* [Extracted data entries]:
** Begin **

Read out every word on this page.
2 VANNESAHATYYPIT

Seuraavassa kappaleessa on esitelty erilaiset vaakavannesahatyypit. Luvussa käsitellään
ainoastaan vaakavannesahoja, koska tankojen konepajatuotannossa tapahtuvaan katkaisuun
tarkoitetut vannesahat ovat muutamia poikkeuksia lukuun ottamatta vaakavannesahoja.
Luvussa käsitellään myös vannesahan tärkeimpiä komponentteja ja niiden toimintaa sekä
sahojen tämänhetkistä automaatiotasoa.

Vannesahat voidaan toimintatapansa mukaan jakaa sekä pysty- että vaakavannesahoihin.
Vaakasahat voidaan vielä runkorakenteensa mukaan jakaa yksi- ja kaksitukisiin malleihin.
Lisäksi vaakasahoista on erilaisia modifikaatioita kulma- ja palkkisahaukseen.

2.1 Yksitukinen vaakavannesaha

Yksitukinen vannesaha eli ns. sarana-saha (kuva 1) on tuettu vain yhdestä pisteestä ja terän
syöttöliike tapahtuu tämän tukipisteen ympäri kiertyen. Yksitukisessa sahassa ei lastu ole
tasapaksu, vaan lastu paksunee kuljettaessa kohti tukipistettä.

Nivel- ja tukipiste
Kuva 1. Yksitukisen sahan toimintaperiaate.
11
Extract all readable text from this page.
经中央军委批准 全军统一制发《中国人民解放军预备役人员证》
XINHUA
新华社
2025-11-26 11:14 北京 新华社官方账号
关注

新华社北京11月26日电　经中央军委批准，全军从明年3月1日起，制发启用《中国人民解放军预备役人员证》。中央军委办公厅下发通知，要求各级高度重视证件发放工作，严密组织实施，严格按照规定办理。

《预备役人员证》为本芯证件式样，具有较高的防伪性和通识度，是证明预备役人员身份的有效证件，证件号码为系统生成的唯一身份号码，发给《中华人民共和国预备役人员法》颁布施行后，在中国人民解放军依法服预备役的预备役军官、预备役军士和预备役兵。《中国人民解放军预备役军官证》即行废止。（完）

** End **

* [Task brief]: Please set down each line of the records exactly as given.

* [Written response]:
Read out every word on this page.
2 VANNESAHATYYPIT

Seuraavassa kappaleessa on esitelty erilaiset vaakavannesahatyypit. Luvussa käsitellään
ainoastaan vaakavannesahoja, koska tankojen konepajatuotannossa tapahtuvaan katkaisuun
tarkoitetut vannesahat ovat muutamia poikkeuksia lukuun ottamatta vaakavannesahoja.
Luvussa käsitellään myös vannesahan tärkeimpiä komponentteja ja niiden toimintaa sekä
sahojen tämänhetkistä automaatiotasoa.

Vannesahat voidaan toimintatapansa mukaan jakaa sekä pysty- että vaakavannesahoihin.
Vaakasahat voidaan vielä runkorakenteensa mukaan jakaa yksi- ja kaksitukisiin malleihin.
Lisäksi vaakasahoista on erilaisia modifikaatioita kulma- ja palkkisahaukseen.

2.1 Yksitukinen vaakavannesaha

Yksitukinen vannesaha eli ns. sarana-saha (kuva 1) on tuettu vain yhdestä pisteestä ja terän
syöttöliike tapahtuu tämän tukipisteen ympäri kiertyen. Yksitukisessa sahassa ei lastu ole
tasapaksu, vaan lastu paksunee kuljettaessa kohti tukipistettä.

Nivel- ja tukipiste
Kuva 1. Yksitukisen sahan toimintaperiaate.
11
Extract all readable text from this page.
经中央军委批准 全军统一制发《中国人民解放军预备役人员证》
XINHUA
新华社
2025-11-26 11:14 北京 新华社官方账号
关注

新华社北京11月26日电　经中央军委批准，全军从明年3月1日起，制发启用《中国人民解放军预备役人员证》。中央军委办公厅下发通知，要求各级高度重视证件发放工作，严密组织实施，严格按照规定办理。

《预备役人员证》为本芯证件式样，具有较高的防伪性和通识度，是证明预备役人员身份的有效证件，证件号码为系统生成的唯一身份号码，发给《中华人民共和国预备役人员法》颁布施行后，在中国人民解放军依法服预备役的预备役军官、预备役军士和预备役兵。《中国人民解放军预备役军官证》即行废止。（完）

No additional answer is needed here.